CHARME, DOUCEUR, DUREE...
von Jacques Leveau
„Pierre alors… dit à Jésus“: „Seigneur, il est heureux que nous soyons ici; si tu le veux, je vais
faire ici trois tentes, une pour toi, une pour Moïse et une pour Elie.“ – L’Evangile selon Saint
Matthieu.
Deux précautions valent mieux qu’une! Si près de la« Baie d’Enfer» d’où, aux jours de fortes tempêtes,
les âmes des damnés laissent monter plaintes et gémissements, chacun fait bien d’amarrer
solidement son petit chez soi au sol.
Le propriétaire de la „Maison-entre-les-rochers“ a rempli
cette tâche à la lettre en coinçant son habitation entre
deux blocs de granit gigantesques, comme on presserait un
énorme in-folio entre les flancs d’un serre-livres. Si la grenouille
bien connue de la fable avait été installée entre des
parois aussi dures, elle aurait eu toutes les peines du
monde à s’enfler jusqu’à égaler la grosseur du boeuf!
En revanche, le clocher cuirassé de plomb de la chapelle de
Saint-Gonéry semble avoir manqué du soutien et des étais
indispensables, car, depuis 1612, il est pris d’un penchant
tout à fait spécial. Il est d’ailleurs probable que, par grand
vent, il ne sache plus où donner de la tête… Dans la chapelle
elle-même, sous le clocher, se trouvent le tombeau et
le sarcophage de Saint Gonéry, un ermite venu au 6ème siècle
du Pays de Galles évangéliser la région. Autrefois, les
marins et les soldats bretons avaient coutume, à la veille
d’un long voyage, de venir prendre une poignée de terre
dans la tombe du saint homme pour l’y ramener à leur
retour. Comme tant d’autres recoins de l’âme humaine,
l’attachement au pays n’est pas, à ce qu’on peut voir, totalement
exempt de superstition...

++++

Consigne -
Recopiez sans rien changer le passage de l'extrait source qui va de « Deux précautions valent » jusqu'à « grosseur du boeuf! » inclus.

++++

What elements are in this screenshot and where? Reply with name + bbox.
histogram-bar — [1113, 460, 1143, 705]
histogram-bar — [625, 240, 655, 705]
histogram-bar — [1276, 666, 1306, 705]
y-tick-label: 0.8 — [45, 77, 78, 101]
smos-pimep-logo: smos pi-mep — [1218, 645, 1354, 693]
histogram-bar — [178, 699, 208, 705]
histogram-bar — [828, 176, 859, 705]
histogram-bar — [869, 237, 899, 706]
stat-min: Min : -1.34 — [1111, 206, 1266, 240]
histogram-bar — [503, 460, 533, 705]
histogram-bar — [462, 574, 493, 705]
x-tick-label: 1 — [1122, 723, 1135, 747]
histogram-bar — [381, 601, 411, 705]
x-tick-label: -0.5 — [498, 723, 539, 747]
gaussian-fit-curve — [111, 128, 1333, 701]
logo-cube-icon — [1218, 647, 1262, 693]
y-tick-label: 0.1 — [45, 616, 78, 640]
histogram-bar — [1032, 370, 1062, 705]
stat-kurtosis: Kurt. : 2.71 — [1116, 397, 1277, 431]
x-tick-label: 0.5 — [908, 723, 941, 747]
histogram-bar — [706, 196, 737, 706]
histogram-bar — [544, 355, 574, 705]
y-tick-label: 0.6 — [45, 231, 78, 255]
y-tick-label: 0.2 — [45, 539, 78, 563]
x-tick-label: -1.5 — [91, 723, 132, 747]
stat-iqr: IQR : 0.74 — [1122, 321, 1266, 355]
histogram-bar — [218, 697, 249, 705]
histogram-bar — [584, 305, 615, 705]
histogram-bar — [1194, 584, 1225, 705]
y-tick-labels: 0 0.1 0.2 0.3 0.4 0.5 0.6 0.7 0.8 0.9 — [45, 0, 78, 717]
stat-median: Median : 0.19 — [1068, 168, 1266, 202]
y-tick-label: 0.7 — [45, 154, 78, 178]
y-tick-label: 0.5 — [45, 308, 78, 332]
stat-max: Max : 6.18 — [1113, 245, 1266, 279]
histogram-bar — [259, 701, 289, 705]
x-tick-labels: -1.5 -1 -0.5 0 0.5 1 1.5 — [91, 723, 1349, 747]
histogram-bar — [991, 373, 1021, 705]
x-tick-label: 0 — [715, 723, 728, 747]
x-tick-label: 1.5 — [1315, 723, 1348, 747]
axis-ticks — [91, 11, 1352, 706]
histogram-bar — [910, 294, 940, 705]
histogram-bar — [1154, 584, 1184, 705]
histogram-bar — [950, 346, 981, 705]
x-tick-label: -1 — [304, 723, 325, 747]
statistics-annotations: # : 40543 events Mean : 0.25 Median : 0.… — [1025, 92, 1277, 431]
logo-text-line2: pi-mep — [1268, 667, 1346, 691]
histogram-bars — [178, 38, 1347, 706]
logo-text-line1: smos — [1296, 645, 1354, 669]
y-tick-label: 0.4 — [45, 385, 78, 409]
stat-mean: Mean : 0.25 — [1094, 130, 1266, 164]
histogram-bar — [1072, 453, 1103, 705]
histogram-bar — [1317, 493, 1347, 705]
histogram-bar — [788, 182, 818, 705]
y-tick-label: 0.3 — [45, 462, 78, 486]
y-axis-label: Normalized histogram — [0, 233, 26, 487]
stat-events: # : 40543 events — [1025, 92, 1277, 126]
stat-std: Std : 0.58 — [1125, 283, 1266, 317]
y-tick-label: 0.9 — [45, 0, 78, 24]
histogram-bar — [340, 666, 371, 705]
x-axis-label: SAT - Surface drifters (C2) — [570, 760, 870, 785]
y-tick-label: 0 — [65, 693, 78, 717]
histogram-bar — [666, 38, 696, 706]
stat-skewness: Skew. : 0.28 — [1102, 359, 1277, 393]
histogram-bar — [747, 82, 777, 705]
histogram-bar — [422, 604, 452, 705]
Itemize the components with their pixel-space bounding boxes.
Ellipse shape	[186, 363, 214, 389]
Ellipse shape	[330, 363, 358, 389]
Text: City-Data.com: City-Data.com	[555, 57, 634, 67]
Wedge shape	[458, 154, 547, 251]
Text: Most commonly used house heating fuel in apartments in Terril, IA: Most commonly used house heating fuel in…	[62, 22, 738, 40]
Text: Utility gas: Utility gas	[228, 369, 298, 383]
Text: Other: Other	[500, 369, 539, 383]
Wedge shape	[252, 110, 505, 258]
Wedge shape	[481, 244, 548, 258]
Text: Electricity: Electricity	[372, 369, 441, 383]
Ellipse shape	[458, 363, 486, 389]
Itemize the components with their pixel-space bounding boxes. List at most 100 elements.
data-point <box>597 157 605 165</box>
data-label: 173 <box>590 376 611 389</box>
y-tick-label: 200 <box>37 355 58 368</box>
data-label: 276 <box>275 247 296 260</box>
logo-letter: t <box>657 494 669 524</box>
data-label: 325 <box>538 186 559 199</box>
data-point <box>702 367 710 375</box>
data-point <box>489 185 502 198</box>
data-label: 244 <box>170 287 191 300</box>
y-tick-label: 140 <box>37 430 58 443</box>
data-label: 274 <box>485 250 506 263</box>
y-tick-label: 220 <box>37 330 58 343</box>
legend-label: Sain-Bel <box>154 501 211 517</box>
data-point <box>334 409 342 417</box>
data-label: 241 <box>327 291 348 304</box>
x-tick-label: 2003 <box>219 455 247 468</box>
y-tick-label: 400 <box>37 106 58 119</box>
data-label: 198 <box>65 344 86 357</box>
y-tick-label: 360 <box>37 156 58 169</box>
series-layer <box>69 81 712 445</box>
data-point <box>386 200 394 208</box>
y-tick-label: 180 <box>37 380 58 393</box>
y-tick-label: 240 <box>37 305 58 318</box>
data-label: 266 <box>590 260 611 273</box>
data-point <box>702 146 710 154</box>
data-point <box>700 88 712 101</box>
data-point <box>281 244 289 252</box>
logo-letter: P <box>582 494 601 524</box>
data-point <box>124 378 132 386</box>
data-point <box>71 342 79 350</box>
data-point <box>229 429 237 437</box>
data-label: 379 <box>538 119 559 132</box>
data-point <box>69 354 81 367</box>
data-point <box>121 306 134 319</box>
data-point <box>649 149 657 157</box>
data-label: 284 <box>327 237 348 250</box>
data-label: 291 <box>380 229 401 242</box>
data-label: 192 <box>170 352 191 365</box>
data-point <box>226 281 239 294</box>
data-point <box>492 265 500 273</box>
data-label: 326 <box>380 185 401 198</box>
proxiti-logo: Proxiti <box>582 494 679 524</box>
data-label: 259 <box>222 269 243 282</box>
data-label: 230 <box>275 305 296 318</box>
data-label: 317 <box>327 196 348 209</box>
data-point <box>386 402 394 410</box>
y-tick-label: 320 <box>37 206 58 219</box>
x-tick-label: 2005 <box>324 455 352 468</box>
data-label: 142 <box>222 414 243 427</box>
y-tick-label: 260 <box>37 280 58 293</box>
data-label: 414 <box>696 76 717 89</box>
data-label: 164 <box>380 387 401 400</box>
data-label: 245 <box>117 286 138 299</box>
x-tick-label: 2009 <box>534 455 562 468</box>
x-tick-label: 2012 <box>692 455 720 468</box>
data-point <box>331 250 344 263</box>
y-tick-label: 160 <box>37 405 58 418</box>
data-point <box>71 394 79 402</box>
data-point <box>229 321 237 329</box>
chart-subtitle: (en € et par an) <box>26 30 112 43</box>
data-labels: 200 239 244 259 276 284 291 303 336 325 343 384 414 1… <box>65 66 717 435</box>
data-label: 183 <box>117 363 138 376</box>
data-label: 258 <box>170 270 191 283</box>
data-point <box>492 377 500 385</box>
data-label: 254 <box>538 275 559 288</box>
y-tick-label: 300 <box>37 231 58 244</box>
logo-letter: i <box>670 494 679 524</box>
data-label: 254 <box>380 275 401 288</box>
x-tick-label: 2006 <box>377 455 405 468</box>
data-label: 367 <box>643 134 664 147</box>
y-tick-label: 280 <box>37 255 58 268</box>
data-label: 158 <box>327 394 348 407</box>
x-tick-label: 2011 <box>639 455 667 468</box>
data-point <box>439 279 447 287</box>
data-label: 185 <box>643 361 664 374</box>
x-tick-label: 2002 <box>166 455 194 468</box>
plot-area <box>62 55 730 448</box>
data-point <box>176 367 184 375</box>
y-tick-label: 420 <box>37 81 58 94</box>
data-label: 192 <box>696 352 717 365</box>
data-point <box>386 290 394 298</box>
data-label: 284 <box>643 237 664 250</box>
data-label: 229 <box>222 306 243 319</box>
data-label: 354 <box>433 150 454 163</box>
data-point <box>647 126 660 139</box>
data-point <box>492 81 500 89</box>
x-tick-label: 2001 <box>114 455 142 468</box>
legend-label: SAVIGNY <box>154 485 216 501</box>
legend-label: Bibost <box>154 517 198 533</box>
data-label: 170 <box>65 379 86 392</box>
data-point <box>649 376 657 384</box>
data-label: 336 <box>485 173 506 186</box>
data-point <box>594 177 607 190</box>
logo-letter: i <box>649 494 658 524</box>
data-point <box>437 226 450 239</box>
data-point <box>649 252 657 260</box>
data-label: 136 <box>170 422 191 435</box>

++++

Réponse -
Deux précautions valent mieux qu’une! Si près de la« Baie d’Enfer» d’où, aux jours de fortes tempêtes,
les âmes des damnés laissent monter plaintes et gémissements, chacun fait bien d’amarrer
solidement son petit chez soi au sol.
Le propriétaire de la „Maison-entre-les-rochers“ a rempli
cette tâche à la lettre en coinçant son habitation entre
deux blocs de granit gigantesques, comme on presserait un
énorme in-folio entre les flancs d’un serre-livres. Si la grenouille
bien connue de la fable avait été installée entre des
parois aussi dures, elle aurait eu toutes les peines du
monde à s’enfler jusqu’à égaler la grosseur du boeuf!